▶ _Aim of the exercise_:
Word for word, give the material below again, minus any images.

Stored records:
#####

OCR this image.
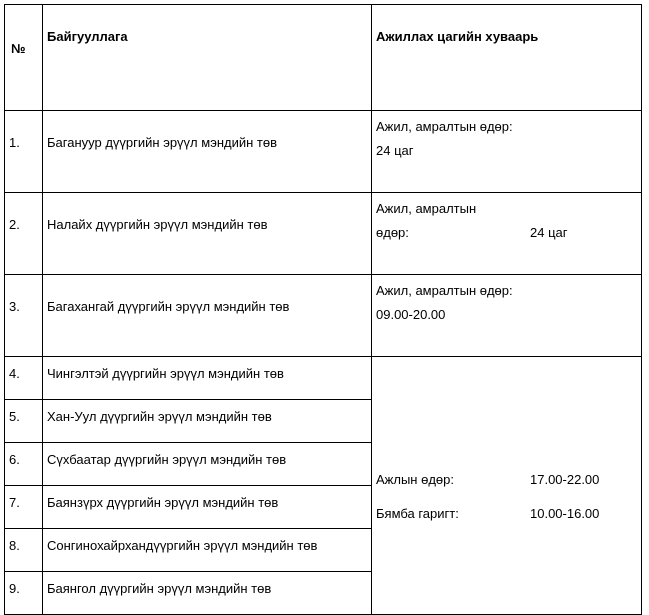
№	Байгууллага	Ажиллах цагийн хуваарь
1.	Багануур дүүргийн эрүүл мэндийн төв	Ажил, амралтын өдөр:
24 цаг

2.	Налайх дүүргийн эрүүл мэндийн төв	Ажил, амралтын
өдөр: 24 цаг

3.	Багахангай дүүргийн эрүүл мэндийн төв	Ажил, амралтын өдөр:
09.00-20.00

4.	Чингэлтэй дүүргийн эрүүл мэндийн төв	Ажлын өдөр: 17.00-22.00
Бямба гаригт: 10.00-16.00

5.	Хан-Уул дүүргийн эрүүл мэндийн төв	
6.	Сүхбаатар дүүргийн эрүүл мэндийн төв	
7.	Баянзүрх дүүргийн эрүүл мэндийн төв	
8.	Сонгинохайрхандүүргийн эрүүл мэндийн төв	
9.	Баянгол дүүргийн эрүүл мэндийн төв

#####

▶ _Answer to this problem_:
OCR this image.
№	Байгууллага	Ажиллах цагийн хуваарь
1.	Багануур дүүргийн эрүүл мэндийн төв	Ажил, амралтын өдөр:
24 цаг

2.	Налайх дүүргийн эрүүл мэндийн төв	Ажил, амралтын
өдөр: 24 цаг

3.	Багахангай дүүргийн эрүүл мэндийн төв	Ажил, амралтын өдөр:
09.00-20.00

4.	Чингэлтэй дүүргийн эрүүл мэндийн төв	Ажлын өдөр: 17.00-22.00
Бямба гаригт: 10.00-16.00

5.	Хан-Уул дүүргийн эрүүл мэндийн төв	
6.	Сүхбаатар дүүргийн эрүүл мэндийн төв	
7.	Баянзүрх дүүргийн эрүүл мэндийн төв	
8.	Сонгинохайрхандүүргийн эрүүл мэндийн төв	
9.	Баянгол дүүргийн эрүүл мэндийн төв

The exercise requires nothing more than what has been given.